§ Exercise brief: Reproduce all of the data exactly, with no line skipped.
START
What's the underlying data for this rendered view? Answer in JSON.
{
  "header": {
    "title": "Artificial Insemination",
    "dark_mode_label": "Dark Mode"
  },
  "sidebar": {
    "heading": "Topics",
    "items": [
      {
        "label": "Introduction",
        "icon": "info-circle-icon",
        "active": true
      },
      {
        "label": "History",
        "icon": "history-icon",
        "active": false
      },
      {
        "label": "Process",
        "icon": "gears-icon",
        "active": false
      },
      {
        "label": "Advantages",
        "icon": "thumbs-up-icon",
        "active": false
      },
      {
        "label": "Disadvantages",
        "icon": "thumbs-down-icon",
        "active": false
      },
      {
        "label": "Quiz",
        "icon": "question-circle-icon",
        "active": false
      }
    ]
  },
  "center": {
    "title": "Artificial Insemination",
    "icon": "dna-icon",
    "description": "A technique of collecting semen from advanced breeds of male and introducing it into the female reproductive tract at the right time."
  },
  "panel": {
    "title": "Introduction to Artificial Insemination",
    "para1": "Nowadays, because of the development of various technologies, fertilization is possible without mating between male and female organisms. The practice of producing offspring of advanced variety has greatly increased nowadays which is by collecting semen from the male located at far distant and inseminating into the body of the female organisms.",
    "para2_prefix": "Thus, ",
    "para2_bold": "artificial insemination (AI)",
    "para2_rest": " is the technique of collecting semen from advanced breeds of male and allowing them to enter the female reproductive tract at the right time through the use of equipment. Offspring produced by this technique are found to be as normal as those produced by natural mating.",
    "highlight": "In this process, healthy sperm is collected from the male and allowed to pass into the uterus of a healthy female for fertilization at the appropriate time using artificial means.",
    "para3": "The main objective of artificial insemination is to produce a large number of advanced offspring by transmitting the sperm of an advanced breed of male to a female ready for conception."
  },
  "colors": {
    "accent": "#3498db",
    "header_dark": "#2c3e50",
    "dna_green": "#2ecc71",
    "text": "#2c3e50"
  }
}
END
§ Solution for this problem:
What's the underlying data for this rendered view? Answer in JSON.
{
  "header": {
    "title": "Artificial Insemination",
    "dark_mode_label": "Dark Mode"
  },
  "sidebar": {
    "heading": "Topics",
    "items": [
      {
        "label": "Introduction",
        "icon": "info-circle-icon",
        "active": true
      },
      {
        "label": "History",
        "icon": "history-icon",
        "active": false
      },
      {
        "label": "Process",
        "icon": "gears-icon",
        "active": false
      },
      {
        "label": "Advantages",
        "icon": "thumbs-up-icon",
        "active": false
      },
      {
        "label": "Disadvantages",
        "icon": "thumbs-down-icon",
        "active": false
      },
      {
        "label": "Quiz",
        "icon": "question-circle-icon",
        "active": false
      }
    ]
  },
  "center": {
    "title": "Artificial Insemination",
    "icon": "dna-icon",
    "description": "A technique of collecting semen from advanced breeds of male and introducing it into the female reproductive tract at the right time."
  },
  "panel": {
    "title": "Introduction to Artificial Insemination",
    "para1": "Nowadays, because of the development of various technologies, fertilization is possible without mating between male and female organisms. The practice of producing offspring of advanced variety has greatly increased nowadays which is by collecting semen from the male located at far distant and inseminating into the body of the female organisms.",
    "para2_prefix": "Thus, ",
    "para2_bold": "artificial insemination (AI)",
    "para2_rest": " is the technique of collecting semen from advanced breeds of male and allowing them to enter the female reproductive tract at the right time through the use of equipment. Offspring produced by this technique are found to be as normal as those produced by natural mating.",
    "highlight": "In this process, healthy sperm is collected from the male and allowed to pass into the uterus of a healthy female for fertilization at the appropriate time using artificial means.",
    "para3": "The main objective of artificial insemination is to produce a large number of advanced offspring by transmitting the sperm of an advanced breed of male to a female ready for conception."
  },
  "colors": {
    "accent": "#3498db",
    "header_dark": "#2c3e50",
    "dna_green": "#2ecc71",
    "text": "#2c3e50"
  }
}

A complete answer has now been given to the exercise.